→ WHAT YOU NEED TO DO
The data below needs to be returned exactly, line for line.

(Stored data)
-- begin --
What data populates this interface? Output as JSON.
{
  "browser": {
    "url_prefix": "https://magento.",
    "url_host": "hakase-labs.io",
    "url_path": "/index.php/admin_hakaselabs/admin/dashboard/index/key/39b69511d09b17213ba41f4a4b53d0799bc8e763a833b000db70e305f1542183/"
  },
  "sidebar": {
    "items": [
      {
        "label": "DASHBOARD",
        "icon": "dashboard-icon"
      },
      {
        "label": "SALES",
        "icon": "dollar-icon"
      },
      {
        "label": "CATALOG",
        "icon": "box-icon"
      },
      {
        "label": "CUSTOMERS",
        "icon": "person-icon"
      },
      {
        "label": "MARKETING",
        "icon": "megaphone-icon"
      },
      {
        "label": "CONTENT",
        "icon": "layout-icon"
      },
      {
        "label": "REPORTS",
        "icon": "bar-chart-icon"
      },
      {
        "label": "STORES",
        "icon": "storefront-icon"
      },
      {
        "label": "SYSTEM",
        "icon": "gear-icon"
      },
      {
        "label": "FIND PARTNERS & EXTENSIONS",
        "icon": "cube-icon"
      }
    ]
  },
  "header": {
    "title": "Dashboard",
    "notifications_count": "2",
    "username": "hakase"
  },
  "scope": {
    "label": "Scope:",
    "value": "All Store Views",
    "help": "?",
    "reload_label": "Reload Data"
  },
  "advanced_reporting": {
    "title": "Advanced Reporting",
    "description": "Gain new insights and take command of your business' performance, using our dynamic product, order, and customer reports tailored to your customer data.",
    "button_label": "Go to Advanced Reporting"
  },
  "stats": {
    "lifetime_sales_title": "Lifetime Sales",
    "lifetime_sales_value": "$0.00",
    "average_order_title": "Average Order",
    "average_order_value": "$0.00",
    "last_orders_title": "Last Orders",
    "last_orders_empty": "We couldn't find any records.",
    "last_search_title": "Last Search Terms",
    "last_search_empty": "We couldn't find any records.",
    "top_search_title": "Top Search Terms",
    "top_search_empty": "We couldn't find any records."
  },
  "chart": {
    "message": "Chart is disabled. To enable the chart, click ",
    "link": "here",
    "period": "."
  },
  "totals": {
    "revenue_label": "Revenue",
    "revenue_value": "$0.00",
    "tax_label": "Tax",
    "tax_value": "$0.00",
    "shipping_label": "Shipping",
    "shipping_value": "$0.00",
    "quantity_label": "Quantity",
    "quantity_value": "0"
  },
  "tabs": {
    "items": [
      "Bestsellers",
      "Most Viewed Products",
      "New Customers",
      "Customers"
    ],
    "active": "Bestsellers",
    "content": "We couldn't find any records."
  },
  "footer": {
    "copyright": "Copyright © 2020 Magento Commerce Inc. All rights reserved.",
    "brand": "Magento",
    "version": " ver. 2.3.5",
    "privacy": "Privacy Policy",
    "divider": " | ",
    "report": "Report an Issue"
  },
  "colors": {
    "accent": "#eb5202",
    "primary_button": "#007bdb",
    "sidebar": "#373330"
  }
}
-- end --
→ ANSWER FOR THE TASK
What data populates this interface? Output as JSON.
{
  "browser": {
    "url_prefix": "https://magento.",
    "url_host": "hakase-labs.io",
    "url_path": "/index.php/admin_hakaselabs/admin/dashboard/index/key/39b69511d09b17213ba41f4a4b53d0799bc8e763a833b000db70e305f1542183/"
  },
  "sidebar": {
    "items": [
      {
        "label": "DASHBOARD",
        "icon": "dashboard-icon"
      },
      {
        "label": "SALES",
        "icon": "dollar-icon"
      },
      {
        "label": "CATALOG",
        "icon": "box-icon"
      },
      {
        "label": "CUSTOMERS",
        "icon": "person-icon"
      },
      {
        "label": "MARKETING",
        "icon": "megaphone-icon"
      },
      {
        "label": "CONTENT",
        "icon": "layout-icon"
      },
      {
        "label": "REPORTS",
        "icon": "bar-chart-icon"
      },
      {
        "label": "STORES",
        "icon": "storefront-icon"
      },
      {
        "label": "SYSTEM",
        "icon": "gear-icon"
      },
      {
        "label": "FIND PARTNERS & EXTENSIONS",
        "icon": "cube-icon"
      }
    ]
  },
  "header": {
    "title": "Dashboard",
    "notifications_count": "2",
    "username": "hakase"
  },
  "scope": {
    "label": "Scope:",
    "value": "All Store Views",
    "help": "?",
    "reload_label": "Reload Data"
  },
  "advanced_reporting": {
    "title": "Advanced Reporting",
    "description": "Gain new insights and take command of your business' performance, using our dynamic product, order, and customer reports tailored to your customer data.",
    "button_label": "Go to Advanced Reporting"
  },
  "stats": {
    "lifetime_sales_title": "Lifetime Sales",
    "lifetime_sales_value": "$0.00",
    "average_order_title": "Average Order",
    "average_order_value": "$0.00",
    "last_orders_title": "Last Orders",
    "last_orders_empty": "We couldn't find any records.",
    "last_search_title": "Last Search Terms",
    "last_search_empty": "We couldn't find any records.",
    "top_search_title": "Top Search Terms",
    "top_search_empty": "We couldn't find any records."
  },
  "chart": {
    "message": "Chart is disabled. To enable the chart, click ",
    "link": "here",
    "period": "."
  },
  "totals": {
    "revenue_label": "Revenue",
    "revenue_value": "$0.00",
    "tax_label": "Tax",
    "tax_value": "$0.00",
    "shipping_label": "Shipping",
    "shipping_value": "$0.00",
    "quantity_label": "Quantity",
    "quantity_value": "0"
  },
  "tabs": {
    "items": [
      "Bestsellers",
      "Most Viewed Products",
      "New Customers",
      "Customers"
    ],
    "active": "Bestsellers",
    "content": "We couldn't find any records."
  },
  "footer": {
    "copyright": "Copyright © 2020 Magento Commerce Inc. All rights reserved.",
    "brand": "Magento",
    "version": " ver. 2.3.5",
    "privacy": "Privacy Policy",
    "divider": " | ",
    "report": "Report an Issue"
  },
  "colors": {
    "accent": "#eb5202",
    "primary_button": "#007bdb",
    "sidebar": "#373330"
  }
}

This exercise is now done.